> _Aim of the task_: The exercise asks you to copy every line below in which "name" appears.

> _Data excerpts_:
— START —
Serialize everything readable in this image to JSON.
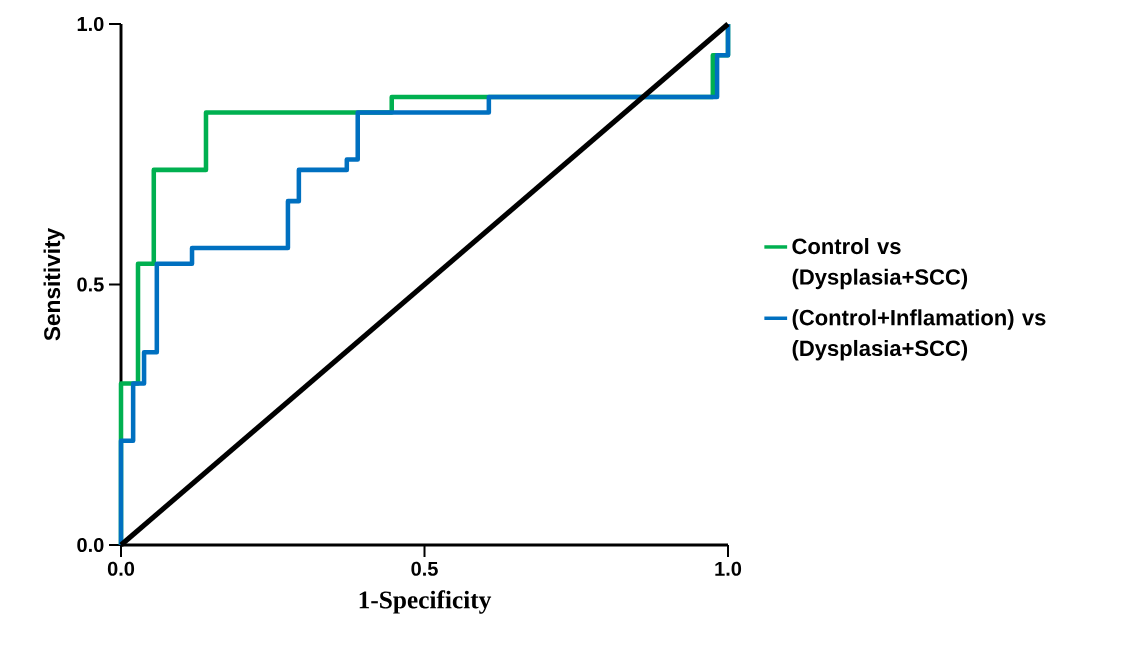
{
  "chart_data": {
    "type": "line",
    "xlabel": "1-Specificity",
    "ylabel": "Sensitivity",
    "xlim": [
      0,
      1
    ],
    "ylim": [
      0,
      1
    ],
    "xticks": [
      {
        "value": 0,
        "label": "0.0"
      },
      {
        "value": 0.5,
        "label": "0.5"
      },
      {
        "value": 1,
        "label": "1.0"
      }
    ],
    "yticks": [
      {
        "value": 0,
        "label": "0.0"
      },
      {
        "value": 0.5,
        "label": "0.5"
      },
      {
        "value": 1,
        "label": "1.0"
      }
    ],
    "grid": false,
    "legend": "right",
    "marker": "none",
    "line_style": "solid",
    "series": [
      {
        "name": "Control vs (Dysplasia+SCC)",
        "color": "#00b050",
        "x": [
          0,
          0,
          0.028,
          0.028,
          0.054,
          0.054,
          0.14,
          0.14,
          0.446,
          0.446,
          0.975,
          0.975,
          1,
          1
        ],
        "values": [
          0,
          0.31,
          0.31,
          0.54,
          0.54,
          0.72,
          0.72,
          0.83,
          0.83,
          0.86,
          0.86,
          0.94,
          0.94,
          1
        ]
      },
      {
        "name": "(Control+Inflamation) vs (Dysplasia+SCC)",
        "color": "#0070c0",
        "x": [
          0,
          0,
          0.02,
          0.02,
          0.038,
          0.038,
          0.059,
          0.059,
          0.117,
          0.117,
          0.275,
          0.275,
          0.293,
          0.293,
          0.372,
          0.372,
          0.39,
          0.39,
          0.606,
          0.606,
          0.982,
          0.982,
          1,
          1
        ],
        "values": [
          0,
          0.2,
          0.2,
          0.31,
          0.31,
          0.37,
          0.37,
          0.54,
          0.54,
          0.57,
          0.57,
          0.66,
          0.66,
          0.72,
          0.72,
          0.74,
          0.74,
          0.83,
          0.83,
          0.86,
          0.86,
          0.94,
          0.94,
          1
        ]
      },
      {
        "color": "#000000",
        "x": [
          0,
          1
        ],
        "values": [
          0,
          1
        ]
      }
    ]
  }
}
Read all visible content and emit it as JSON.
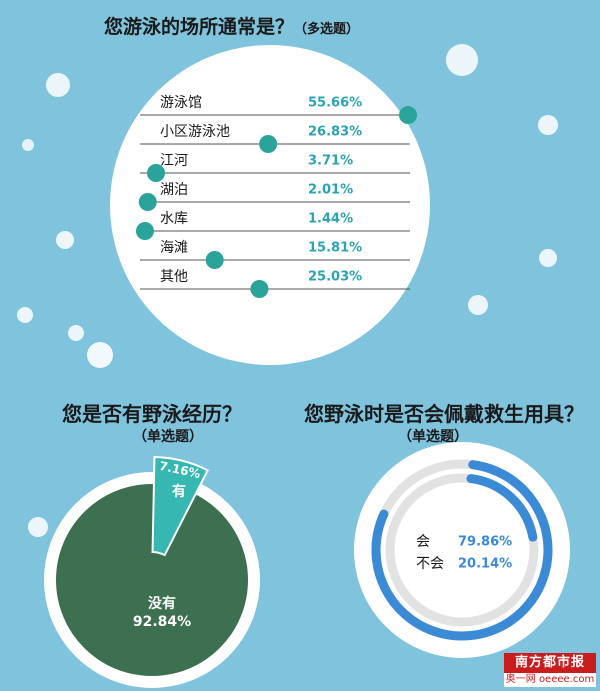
— END —
> _Worked solution_:
        "name": "Control vs (Dysplasia+SCC)",
        "name": "(Control+Inflamation) vs (Dysplasia+SCC)",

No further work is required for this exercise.